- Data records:

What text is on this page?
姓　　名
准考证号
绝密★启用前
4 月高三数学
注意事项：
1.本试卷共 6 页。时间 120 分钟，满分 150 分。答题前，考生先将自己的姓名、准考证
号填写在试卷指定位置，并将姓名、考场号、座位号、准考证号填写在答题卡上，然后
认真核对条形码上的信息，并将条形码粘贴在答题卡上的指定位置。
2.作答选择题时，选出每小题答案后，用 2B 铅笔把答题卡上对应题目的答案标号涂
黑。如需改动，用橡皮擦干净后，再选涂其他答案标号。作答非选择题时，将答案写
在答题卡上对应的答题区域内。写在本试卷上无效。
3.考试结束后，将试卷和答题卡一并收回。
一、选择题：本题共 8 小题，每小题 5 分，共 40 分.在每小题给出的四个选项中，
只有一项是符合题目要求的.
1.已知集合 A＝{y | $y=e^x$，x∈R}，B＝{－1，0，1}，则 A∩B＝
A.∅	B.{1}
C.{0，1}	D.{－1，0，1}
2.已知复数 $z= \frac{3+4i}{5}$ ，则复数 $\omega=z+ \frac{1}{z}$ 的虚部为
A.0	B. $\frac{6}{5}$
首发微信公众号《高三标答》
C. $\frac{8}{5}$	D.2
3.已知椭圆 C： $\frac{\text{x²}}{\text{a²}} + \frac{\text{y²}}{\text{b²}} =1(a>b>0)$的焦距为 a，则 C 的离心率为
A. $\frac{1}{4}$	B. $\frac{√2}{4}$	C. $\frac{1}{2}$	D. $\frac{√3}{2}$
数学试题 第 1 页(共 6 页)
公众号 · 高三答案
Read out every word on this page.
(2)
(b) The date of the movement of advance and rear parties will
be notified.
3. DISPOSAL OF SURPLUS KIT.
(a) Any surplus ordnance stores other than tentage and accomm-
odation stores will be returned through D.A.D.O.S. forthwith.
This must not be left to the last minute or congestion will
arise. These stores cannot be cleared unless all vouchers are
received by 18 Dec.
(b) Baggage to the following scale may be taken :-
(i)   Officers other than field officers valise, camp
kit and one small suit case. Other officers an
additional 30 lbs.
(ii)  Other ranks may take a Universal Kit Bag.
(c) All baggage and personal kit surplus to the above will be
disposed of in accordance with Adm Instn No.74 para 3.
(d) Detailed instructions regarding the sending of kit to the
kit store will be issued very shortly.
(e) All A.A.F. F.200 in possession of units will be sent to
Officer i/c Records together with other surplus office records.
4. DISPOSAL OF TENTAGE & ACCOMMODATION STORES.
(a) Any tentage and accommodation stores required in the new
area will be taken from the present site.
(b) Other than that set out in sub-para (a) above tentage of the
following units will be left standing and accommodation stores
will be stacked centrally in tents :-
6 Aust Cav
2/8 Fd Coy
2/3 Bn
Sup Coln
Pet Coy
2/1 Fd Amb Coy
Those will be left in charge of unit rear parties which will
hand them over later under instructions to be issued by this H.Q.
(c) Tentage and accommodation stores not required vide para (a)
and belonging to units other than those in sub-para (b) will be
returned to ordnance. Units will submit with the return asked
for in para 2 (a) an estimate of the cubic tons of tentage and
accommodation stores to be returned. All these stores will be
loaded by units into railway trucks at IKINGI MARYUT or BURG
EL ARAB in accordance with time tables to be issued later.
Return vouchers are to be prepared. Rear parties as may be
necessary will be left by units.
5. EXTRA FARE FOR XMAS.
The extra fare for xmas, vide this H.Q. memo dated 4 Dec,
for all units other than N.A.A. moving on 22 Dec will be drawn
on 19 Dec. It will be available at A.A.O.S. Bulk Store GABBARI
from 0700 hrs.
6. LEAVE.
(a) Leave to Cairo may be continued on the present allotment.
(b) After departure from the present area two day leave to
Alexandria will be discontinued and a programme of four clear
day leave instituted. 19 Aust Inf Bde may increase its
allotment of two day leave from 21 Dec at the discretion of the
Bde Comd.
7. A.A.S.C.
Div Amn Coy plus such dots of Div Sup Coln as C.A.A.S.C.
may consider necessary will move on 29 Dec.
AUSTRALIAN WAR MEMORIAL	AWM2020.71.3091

- Written instruction:
Can you restate every record above word for word?

- Output of the exercise:
What text is on this page?
姓　　名
准考证号
绝密★启用前
4 月高三数学
注意事项：
1.本试卷共 6 页。时间 120 分钟，满分 150 分。答题前，考生先将自己的姓名、准考证
号填写在试卷指定位置，并将姓名、考场号、座位号、准考证号填写在答题卡上，然后
认真核对条形码上的信息，并将条形码粘贴在答题卡上的指定位置。
2.作答选择题时，选出每小题答案后，用 2B 铅笔把答题卡上对应题目的答案标号涂
黑。如需改动，用橡皮擦干净后，再选涂其他答案标号。作答非选择题时，将答案写
在答题卡上对应的答题区域内。写在本试卷上无效。
3.考试结束后，将试卷和答题卡一并收回。
一、选择题：本题共 8 小题，每小题 5 分，共 40 分.在每小题给出的四个选项中，
只有一项是符合题目要求的.
1.已知集合 A＝{y | $y=e^x$，x∈R}，B＝{－1，0，1}，则 A∩B＝
A.∅	B.{1}
C.{0，1}	D.{－1，0，1}
2.已知复数 $z= \frac{3+4i}{5}$ ，则复数 $\omega=z+ \frac{1}{z}$ 的虚部为
A.0	B. $\frac{6}{5}$
首发微信公众号《高三标答》
C. $\frac{8}{5}$	D.2
3.已知椭圆 C： $\frac{\text{x²}}{\text{a²}} + \frac{\text{y²}}{\text{b²}} =1(a>b>0)$的焦距为 a，则 C 的离心率为
A. $\frac{1}{4}$	B. $\frac{√2}{4}$	C. $\frac{1}{2}$	D. $\frac{√3}{2}$
数学试题 第 1 页(共 6 页)
公众号 · 高三答案
Read out every word on this page.
(2)
(b) The date of the movement of advance and rear parties will
be notified.
3. DISPOSAL OF SURPLUS KIT.
(a) Any surplus ordnance stores other than tentage and accomm-
odation stores will be returned through D.A.D.O.S. forthwith.
This must not be left to the last minute or congestion will
arise. These stores cannot be cleared unless all vouchers are
received by 18 Dec.
(b) Baggage to the following scale may be taken :-
(i)   Officers other than field officers valise, camp
kit and one small suit case. Other officers an
additional 30 lbs.
(ii)  Other ranks may take a Universal Kit Bag.
(c) All baggage and personal kit surplus to the above will be
disposed of in accordance with Adm Instn No.74 para 3.
(d) Detailed instructions regarding the sending of kit to the
kit store will be issued very shortly.
(e) All A.A.F. F.200 in possession of units will be sent to
Officer i/c Records together with other surplus office records.
4. DISPOSAL OF TENTAGE & ACCOMMODATION STORES.
(a) Any tentage and accommodation stores required in the new
area will be taken from the present site.
(b) Other than that set out in sub-para (a) above tentage of the
following units will be left standing and accommodation stores
will be stacked centrally in tents :-
6 Aust Cav
2/8 Fd Coy
2/3 Bn
Sup Coln
Pet Coy
2/1 Fd Amb Coy
Those will be left in charge of unit rear parties which will
hand them over later under instructions to be issued by this H.Q.
(c) Tentage and accommodation stores not required vide para (a)
and belonging to units other than those in sub-para (b) will be
returned to ordnance. Units will submit with the return asked
for in para 2 (a) an estimate of the cubic tons of tentage and
accommodation stores to be returned. All these stores will be
loaded by units into railway trucks at IKINGI MARYUT or BURG
EL ARAB in accordance with time tables to be issued later.
Return vouchers are to be prepared. Rear parties as may be
necessary will be left by units.
5. EXTRA FARE FOR XMAS.
The extra fare for xmas, vide this H.Q. memo dated 4 Dec,
for all units other than N.A.A. moving on 22 Dec will be drawn
on 19 Dec. It will be available at A.A.O.S. Bulk Store GABBARI
from 0700 hrs.
6. LEAVE.
(a) Leave to Cairo may be continued on the present allotment.
(b) After departure from the present area two day leave to
Alexandria will be discontinued and a programme of four clear
day leave instituted. 19 Aust Inf Bde may increase its
allotment of two day leave from 21 Dec at the discretion of the
Bde Comd.
7. A.A.S.C.
Div Amn Coy plus such dots of Div Sup Coln as C.A.A.S.C.
may consider necessary will move on 29 Dec.
AUSTRALIAN WAR MEMORIAL	AWM2020.71.3091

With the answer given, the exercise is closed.